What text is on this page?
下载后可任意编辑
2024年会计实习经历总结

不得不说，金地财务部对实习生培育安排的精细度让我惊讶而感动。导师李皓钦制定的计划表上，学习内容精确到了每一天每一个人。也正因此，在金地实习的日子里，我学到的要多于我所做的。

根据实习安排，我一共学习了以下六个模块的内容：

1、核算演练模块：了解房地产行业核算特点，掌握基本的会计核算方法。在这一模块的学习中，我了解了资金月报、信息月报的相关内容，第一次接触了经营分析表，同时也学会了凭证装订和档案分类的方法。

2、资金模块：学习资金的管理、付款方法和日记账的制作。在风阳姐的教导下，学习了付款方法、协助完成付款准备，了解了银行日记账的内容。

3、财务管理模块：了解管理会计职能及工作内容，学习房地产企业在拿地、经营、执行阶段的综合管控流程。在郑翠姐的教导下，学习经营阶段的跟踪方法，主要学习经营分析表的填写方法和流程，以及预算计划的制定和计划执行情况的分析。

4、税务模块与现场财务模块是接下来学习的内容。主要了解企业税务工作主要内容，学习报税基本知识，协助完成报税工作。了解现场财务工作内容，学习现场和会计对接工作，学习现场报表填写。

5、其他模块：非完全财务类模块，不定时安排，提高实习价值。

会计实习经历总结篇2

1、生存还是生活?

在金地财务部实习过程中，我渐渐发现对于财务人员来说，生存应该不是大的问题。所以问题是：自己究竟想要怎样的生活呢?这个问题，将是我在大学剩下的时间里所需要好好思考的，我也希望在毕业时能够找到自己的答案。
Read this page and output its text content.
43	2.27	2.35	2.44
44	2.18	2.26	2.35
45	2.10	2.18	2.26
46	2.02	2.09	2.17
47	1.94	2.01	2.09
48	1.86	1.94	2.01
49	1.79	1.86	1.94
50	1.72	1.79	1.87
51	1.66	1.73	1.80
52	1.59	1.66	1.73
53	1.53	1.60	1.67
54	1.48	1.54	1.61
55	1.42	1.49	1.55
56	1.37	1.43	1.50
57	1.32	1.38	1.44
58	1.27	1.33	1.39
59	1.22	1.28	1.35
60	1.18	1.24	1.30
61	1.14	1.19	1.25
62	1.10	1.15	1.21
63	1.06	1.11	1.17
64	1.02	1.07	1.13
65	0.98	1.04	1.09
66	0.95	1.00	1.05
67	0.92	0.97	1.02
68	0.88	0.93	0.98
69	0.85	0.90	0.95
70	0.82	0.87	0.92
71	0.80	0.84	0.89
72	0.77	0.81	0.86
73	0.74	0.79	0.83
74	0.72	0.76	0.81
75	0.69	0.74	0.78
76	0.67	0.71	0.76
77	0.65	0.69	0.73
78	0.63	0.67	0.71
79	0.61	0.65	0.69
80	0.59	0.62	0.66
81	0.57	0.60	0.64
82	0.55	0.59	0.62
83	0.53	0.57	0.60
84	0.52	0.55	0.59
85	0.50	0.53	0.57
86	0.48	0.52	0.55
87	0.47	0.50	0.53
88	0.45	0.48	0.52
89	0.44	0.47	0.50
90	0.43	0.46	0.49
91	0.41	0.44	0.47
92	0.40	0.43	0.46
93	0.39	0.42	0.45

┄┄┄┄┄┄

→ What you have to do:
Give back exactly the lines from the line holding "Read this page and output its text content." through the last line of the listing, including both.

→ Right answer:
Read this page and output its text content.
43	2.27	2.35	2.44
44	2.18	2.26	2.35
45	2.10	2.18	2.26
46	2.02	2.09	2.17
47	1.94	2.01	2.09
48	1.86	1.94	2.01
49	1.79	1.86	1.94
50	1.72	1.79	1.87
51	1.66	1.73	1.80
52	1.59	1.66	1.73
53	1.53	1.60	1.67
54	1.48	1.54	1.61
55	1.42	1.49	1.55
56	1.37	1.43	1.50
57	1.32	1.38	1.44
58	1.27	1.33	1.39
59	1.22	1.28	1.35
60	1.18	1.24	1.30
61	1.14	1.19	1.25
62	1.10	1.15	1.21
63	1.06	1.11	1.17
64	1.02	1.07	1.13
65	0.98	1.04	1.09
66	0.95	1.00	1.05
67	0.92	0.97	1.02
68	0.88	0.93	0.98
69	0.85	0.90	0.95
70	0.82	0.87	0.92
71	0.80	0.84	0.89
72	0.77	0.81	0.86
73	0.74	0.79	0.83
74	0.72	0.76	0.81
75	0.69	0.74	0.78
76	0.67	0.71	0.76
77	0.65	0.69	0.73
78	0.63	0.67	0.71
79	0.61	0.65	0.69
80	0.59	0.62	0.66
81	0.57	0.60	0.64
82	0.55	0.59	0.62
83	0.53	0.57	0.60
84	0.52	0.55	0.59
85	0.50	0.53	0.57
86	0.48	0.52	0.55
87	0.47	0.50	0.53
88	0.45	0.48	0.52
89	0.44	0.47	0.50
90	0.43	0.46	0.49
91	0.41	0.44	0.47
92	0.40	0.43	0.46
93	0.39	0.42	0.45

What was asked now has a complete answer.